Reproduce the listing below in its entirety. Change nothing.

══ GIVEN RECORDS

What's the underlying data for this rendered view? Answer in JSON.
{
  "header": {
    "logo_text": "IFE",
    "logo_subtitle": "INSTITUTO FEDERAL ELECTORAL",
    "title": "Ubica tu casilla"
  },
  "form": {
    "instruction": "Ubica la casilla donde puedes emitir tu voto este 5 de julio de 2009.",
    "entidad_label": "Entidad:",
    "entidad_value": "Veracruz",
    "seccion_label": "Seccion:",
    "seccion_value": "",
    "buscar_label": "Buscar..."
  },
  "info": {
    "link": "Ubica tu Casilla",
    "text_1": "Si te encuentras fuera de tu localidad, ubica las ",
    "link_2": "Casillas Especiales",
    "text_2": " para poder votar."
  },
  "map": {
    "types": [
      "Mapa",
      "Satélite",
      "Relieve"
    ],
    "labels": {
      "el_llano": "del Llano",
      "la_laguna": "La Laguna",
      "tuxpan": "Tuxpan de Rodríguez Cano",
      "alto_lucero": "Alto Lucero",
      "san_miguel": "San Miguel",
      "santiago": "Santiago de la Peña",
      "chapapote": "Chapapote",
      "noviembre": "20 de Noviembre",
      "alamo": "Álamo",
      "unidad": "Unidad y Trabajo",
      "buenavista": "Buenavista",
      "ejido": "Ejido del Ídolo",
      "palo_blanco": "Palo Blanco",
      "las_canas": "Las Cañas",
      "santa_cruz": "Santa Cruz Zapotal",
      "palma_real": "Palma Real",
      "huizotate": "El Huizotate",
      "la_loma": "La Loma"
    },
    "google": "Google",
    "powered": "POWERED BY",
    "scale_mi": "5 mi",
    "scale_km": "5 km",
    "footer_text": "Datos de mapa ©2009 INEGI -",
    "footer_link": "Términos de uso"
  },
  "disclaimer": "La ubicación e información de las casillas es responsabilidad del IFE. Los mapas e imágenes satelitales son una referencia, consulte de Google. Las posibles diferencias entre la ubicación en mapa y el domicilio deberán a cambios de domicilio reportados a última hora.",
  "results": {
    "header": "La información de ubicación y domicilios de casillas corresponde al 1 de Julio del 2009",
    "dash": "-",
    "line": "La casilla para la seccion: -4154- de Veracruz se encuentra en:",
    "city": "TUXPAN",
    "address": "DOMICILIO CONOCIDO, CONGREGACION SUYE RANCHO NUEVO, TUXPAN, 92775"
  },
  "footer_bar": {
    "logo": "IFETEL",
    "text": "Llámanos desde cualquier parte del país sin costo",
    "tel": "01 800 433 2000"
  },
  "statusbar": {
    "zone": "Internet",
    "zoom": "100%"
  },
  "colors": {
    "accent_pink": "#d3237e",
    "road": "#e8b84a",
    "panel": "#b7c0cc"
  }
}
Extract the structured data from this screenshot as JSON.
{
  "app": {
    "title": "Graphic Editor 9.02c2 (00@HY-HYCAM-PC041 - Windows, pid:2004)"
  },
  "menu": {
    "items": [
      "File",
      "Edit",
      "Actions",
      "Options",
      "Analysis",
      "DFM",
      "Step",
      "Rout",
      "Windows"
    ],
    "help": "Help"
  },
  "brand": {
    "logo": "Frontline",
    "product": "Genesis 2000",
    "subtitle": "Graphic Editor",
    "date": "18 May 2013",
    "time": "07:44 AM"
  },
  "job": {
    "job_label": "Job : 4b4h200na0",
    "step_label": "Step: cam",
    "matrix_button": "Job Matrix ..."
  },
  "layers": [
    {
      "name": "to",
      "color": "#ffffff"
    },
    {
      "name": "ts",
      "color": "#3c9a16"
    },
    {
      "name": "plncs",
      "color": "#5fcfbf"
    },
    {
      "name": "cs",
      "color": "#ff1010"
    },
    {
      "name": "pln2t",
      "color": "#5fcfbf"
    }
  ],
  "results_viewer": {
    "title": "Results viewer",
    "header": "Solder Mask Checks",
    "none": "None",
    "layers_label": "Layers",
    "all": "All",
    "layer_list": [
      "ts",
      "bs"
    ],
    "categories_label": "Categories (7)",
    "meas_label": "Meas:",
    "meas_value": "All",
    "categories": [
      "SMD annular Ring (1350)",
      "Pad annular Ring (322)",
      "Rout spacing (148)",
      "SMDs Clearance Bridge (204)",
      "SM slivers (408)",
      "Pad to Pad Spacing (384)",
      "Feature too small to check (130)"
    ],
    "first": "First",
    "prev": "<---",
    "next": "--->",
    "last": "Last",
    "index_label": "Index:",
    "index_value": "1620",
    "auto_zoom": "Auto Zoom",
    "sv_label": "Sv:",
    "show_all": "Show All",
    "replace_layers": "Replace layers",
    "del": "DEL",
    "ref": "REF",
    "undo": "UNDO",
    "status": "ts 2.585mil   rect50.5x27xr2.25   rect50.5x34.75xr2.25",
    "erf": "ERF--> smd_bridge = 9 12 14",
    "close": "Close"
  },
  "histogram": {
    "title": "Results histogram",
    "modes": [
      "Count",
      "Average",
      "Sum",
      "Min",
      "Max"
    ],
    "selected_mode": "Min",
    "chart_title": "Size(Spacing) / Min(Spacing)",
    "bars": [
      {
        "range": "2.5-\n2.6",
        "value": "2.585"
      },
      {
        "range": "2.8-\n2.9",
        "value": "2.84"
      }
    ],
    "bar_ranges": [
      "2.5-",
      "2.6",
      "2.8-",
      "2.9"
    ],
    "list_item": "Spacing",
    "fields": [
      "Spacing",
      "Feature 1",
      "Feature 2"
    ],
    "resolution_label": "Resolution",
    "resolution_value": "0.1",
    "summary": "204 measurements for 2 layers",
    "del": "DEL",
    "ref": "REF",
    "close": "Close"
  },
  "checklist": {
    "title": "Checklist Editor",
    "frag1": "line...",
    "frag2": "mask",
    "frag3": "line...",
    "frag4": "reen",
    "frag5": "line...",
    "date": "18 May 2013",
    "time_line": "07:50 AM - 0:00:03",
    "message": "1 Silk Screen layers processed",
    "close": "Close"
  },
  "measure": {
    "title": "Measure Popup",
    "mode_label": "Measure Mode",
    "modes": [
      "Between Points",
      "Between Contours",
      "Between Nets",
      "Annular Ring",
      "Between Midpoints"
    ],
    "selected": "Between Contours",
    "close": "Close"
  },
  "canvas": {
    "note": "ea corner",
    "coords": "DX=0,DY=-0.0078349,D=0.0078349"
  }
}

════

__EXERCISE ANSWER__:
What's the underlying data for this rendered view? Answer in JSON.
{
  "header": {
    "logo_text": "IFE",
    "logo_subtitle": "INSTITUTO FEDERAL ELECTORAL",
    "title": "Ubica tu casilla"
  },
  "form": {
    "instruction": "Ubica la casilla donde puedes emitir tu voto este 5 de julio de 2009.",
    "entidad_label": "Entidad:",
    "entidad_value": "Veracruz",
    "seccion_label": "Seccion:",
    "seccion_value": "",
    "buscar_label": "Buscar..."
  },
  "info": {
    "link": "Ubica tu Casilla",
    "text_1": "Si te encuentras fuera de tu localidad, ubica las ",
    "link_2": "Casillas Especiales",
    "text_2": " para poder votar."
  },
  "map": {
    "types": [
      "Mapa",
      "Satélite",
      "Relieve"
    ],
    "labels": {
      "el_llano": "del Llano",
      "la_laguna": "La Laguna",
      "tuxpan": "Tuxpan de Rodríguez Cano",
      "alto_lucero": "Alto Lucero",
      "san_miguel": "San Miguel",
      "santiago": "Santiago de la Peña",
      "chapapote": "Chapapote",
      "noviembre": "20 de Noviembre",
      "alamo": "Álamo",
      "unidad": "Unidad y Trabajo",
      "buenavista": "Buenavista",
      "ejido": "Ejido del Ídolo",
      "palo_blanco": "Palo Blanco",
      "las_canas": "Las Cañas",
      "santa_cruz": "Santa Cruz Zapotal",
      "palma_real": "Palma Real",
      "huizotate": "El Huizotate",
      "la_loma": "La Loma"
    },
    "google": "Google",
    "powered": "POWERED BY",
    "scale_mi": "5 mi",
    "scale_km": "5 km",
    "footer_text": "Datos de mapa ©2009 INEGI -",
    "footer_link": "Términos de uso"
  },
  "disclaimer": "La ubicación e información de las casillas es responsabilidad del IFE. Los mapas e imágenes satelitales son una referencia, consulte de Google. Las posibles diferencias entre la ubicación en mapa y el domicilio deberán a cambios de domicilio reportados a última hora.",
  "results": {
    "header": "La información de ubicación y domicilios de casillas corresponde al 1 de Julio del 2009",
    "dash": "-",
    "line": "La casilla para la seccion: -4154- de Veracruz se encuentra en:",
    "city": "TUXPAN",
    "address": "DOMICILIO CONOCIDO, CONGREGACION SUYE RANCHO NUEVO, TUXPAN, 92775"
  },
  "footer_bar": {
    "logo": "IFETEL",
    "text": "Llámanos desde cualquier parte del país sin costo",
    "tel": "01 800 433 2000"
  },
  "statusbar": {
    "zone": "Internet",
    "zoom": "100%"
  },
  "colors": {
    "accent_pink": "#d3237e",
    "road": "#e8b84a",
    "panel": "#b7c0cc"
  }
}
Extract the structured data from this screenshot as JSON.
{
  "app": {
    "title": "Graphic Editor 9.02c2 (00@HY-HYCAM-PC041 - Windows, pid:2004)"
  },
  "menu": {
    "items": [
      "File",
      "Edit",
      "Actions",
      "Options",
      "Analysis",
      "DFM",
      "Step",
      "Rout",
      "Windows"
    ],
    "help": "Help"
  },
  "brand": {
    "logo": "Frontline",
    "product": "Genesis 2000",
    "subtitle": "Graphic Editor",
    "date": "18 May 2013",
    "time": "07:44 AM"
  },
  "job": {
    "job_label": "Job : 4b4h200na0",
    "step_label": "Step: cam",
    "matrix_button": "Job Matrix ..."
  },
  "layers": [
    {
      "name": "to",
      "color": "#ffffff"
    },
    {
      "name": "ts",
      "color": "#3c9a16"
    },
    {
      "name": "plncs",
      "color": "#5fcfbf"
    },
    {
      "name": "cs",
      "color": "#ff1010"
    },
    {
      "name": "pln2t",
      "color": "#5fcfbf"
    }
  ],
  "results_viewer": {
    "title": "Results viewer",
    "header": "Solder Mask Checks",
    "none": "None",
    "layers_label": "Layers",
    "all": "All",
    "layer_list": [
      "ts",
      "bs"
    ],
    "categories_label": "Categories (7)",
    "meas_label": "Meas:",
    "meas_value": "All",
    "categories": [
      "SMD annular Ring (1350)",
      "Pad annular Ring (322)",
      "Rout spacing (148)",
      "SMDs Clearance Bridge (204)",
      "SM slivers (408)",
      "Pad to Pad Spacing (384)",
      "Feature too small to check (130)"
    ],
    "first": "First",
    "prev": "<---",
    "next": "--->",
    "last": "Last",
    "index_label": "Index:",
    "index_value": "1620",
    "auto_zoom": "Auto Zoom",
    "sv_label": "Sv:",
    "show_all": "Show All",
    "replace_layers": "Replace layers",
    "del": "DEL",
    "ref": "REF",
    "undo": "UNDO",
    "status": "ts 2.585mil   rect50.5x27xr2.25   rect50.5x34.75xr2.25",
    "erf": "ERF--> smd_bridge = 9 12 14",
    "close": "Close"
  },
  "histogram": {
    "title": "Results histogram",
    "modes": [
      "Count",
      "Average",
      "Sum",
      "Min",
      "Max"
    ],
    "selected_mode": "Min",
    "chart_title": "Size(Spacing) / Min(Spacing)",
    "bars": [
      {
        "range": "2.5-\n2.6",
        "value": "2.585"
      },
      {
        "range": "2.8-\n2.9",
        "value": "2.84"
      }
    ],
    "bar_ranges": [
      "2.5-",
      "2.6",
      "2.8-",
      "2.9"
    ],
    "list_item": "Spacing",
    "fields": [
      "Spacing",
      "Feature 1",
      "Feature 2"
    ],
    "resolution_label": "Resolution",
    "resolution_value": "0.1",
    "summary": "204 measurements for 2 layers",
    "del": "DEL",
    "ref": "REF",
    "close": "Close"
  },
  "checklist": {
    "title": "Checklist Editor",
    "frag1": "line...",
    "frag2": "mask",
    "frag3": "line...",
    "frag4": "reen",
    "frag5": "line...",
    "date": "18 May 2013",
    "time_line": "07:50 AM - 0:00:03",
    "message": "1 Silk Screen layers processed",
    "close": "Close"
  },
  "measure": {
    "title": "Measure Popup",
    "mode_label": "Measure Mode",
    "modes": [
      "Between Points",
      "Between Contours",
      "Between Nets",
      "Annular Ring",
      "Between Midpoints"
    ],
    "selected": "Between Contours",
    "close": "Close"
  },
  "canvas": {
    "note": "ea corner",
    "coords": "DX=0,DY=-0.0078349,D=0.0078349"
  }
}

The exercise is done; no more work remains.